(Records from a dataset)
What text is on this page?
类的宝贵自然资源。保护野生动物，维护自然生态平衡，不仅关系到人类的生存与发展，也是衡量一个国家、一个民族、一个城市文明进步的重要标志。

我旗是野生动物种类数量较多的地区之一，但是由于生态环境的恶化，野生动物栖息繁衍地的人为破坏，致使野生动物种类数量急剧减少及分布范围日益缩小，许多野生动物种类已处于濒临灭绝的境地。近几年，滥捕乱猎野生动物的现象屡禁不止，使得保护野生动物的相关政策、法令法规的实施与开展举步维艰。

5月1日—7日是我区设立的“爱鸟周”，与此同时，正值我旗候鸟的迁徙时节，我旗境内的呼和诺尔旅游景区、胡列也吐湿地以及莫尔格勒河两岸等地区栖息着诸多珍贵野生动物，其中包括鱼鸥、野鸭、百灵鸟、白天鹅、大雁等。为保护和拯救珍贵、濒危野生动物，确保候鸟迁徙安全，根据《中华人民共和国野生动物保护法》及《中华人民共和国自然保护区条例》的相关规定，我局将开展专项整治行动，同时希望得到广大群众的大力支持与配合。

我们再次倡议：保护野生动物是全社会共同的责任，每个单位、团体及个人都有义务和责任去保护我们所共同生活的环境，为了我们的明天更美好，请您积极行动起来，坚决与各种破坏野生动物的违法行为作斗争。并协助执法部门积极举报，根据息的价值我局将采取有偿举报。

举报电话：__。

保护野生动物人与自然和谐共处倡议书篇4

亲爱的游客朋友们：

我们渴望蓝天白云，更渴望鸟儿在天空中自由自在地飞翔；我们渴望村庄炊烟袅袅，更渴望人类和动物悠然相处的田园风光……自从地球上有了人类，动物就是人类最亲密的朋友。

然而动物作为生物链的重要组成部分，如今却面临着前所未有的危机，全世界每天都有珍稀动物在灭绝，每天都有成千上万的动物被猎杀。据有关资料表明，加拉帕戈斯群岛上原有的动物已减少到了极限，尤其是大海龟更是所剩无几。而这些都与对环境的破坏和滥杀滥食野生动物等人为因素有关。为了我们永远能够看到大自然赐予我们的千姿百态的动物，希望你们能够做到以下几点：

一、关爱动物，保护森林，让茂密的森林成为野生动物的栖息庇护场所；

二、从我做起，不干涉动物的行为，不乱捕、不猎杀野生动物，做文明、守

__Task details__
Please repeat all the records above exactly as they appear.

__Worked answer__
What text is on this page?
类的宝贵自然资源。保护野生动物，维护自然生态平衡，不仅关系到人类的生存与发展，也是衡量一个国家、一个民族、一个城市文明进步的重要标志。

我旗是野生动物种类数量较多的地区之一，但是由于生态环境的恶化，野生动物栖息繁衍地的人为破坏，致使野生动物种类数量急剧减少及分布范围日益缩小，许多野生动物种类已处于濒临灭绝的境地。近几年，滥捕乱猎野生动物的现象屡禁不止，使得保护野生动物的相关政策、法令法规的实施与开展举步维艰。

5月1日—7日是我区设立的“爱鸟周”，与此同时，正值我旗候鸟的迁徙时节，我旗境内的呼和诺尔旅游景区、胡列也吐湿地以及莫尔格勒河两岸等地区栖息着诸多珍贵野生动物，其中包括鱼鸥、野鸭、百灵鸟、白天鹅、大雁等。为保护和拯救珍贵、濒危野生动物，确保候鸟迁徙安全，根据《中华人民共和国野生动物保护法》及《中华人民共和国自然保护区条例》的相关规定，我局将开展专项整治行动，同时希望得到广大群众的大力支持与配合。

我们再次倡议：保护野生动物是全社会共同的责任，每个单位、团体及个人都有义务和责任去保护我们所共同生活的环境，为了我们的明天更美好，请您积极行动起来，坚决与各种破坏野生动物的违法行为作斗争。并协助执法部门积极举报，根据息的价值我局将采取有偿举报。

举报电话：__。

保护野生动物人与自然和谐共处倡议书篇4

亲爱的游客朋友们：

我们渴望蓝天白云，更渴望鸟儿在天空中自由自在地飞翔；我们渴望村庄炊烟袅袅，更渴望人类和动物悠然相处的田园风光……自从地球上有了人类，动物就是人类最亲密的朋友。

然而动物作为生物链的重要组成部分，如今却面临着前所未有的危机，全世界每天都有珍稀动物在灭绝，每天都有成千上万的动物被猎杀。据有关资料表明，加拉帕戈斯群岛上原有的动物已减少到了极限，尤其是大海龟更是所剩无几。而这些都与对环境的破坏和滥杀滥食野生动物等人为因素有关。为了我们永远能够看到大自然赐予我们的千姿百态的动物，希望你们能够做到以下几点：

一、关爱动物，保护森林，让茂密的森林成为野生动物的栖息庇护场所；

二、从我做起，不干涉动物的行为，不乱捕、不猎杀野生动物，做文明、守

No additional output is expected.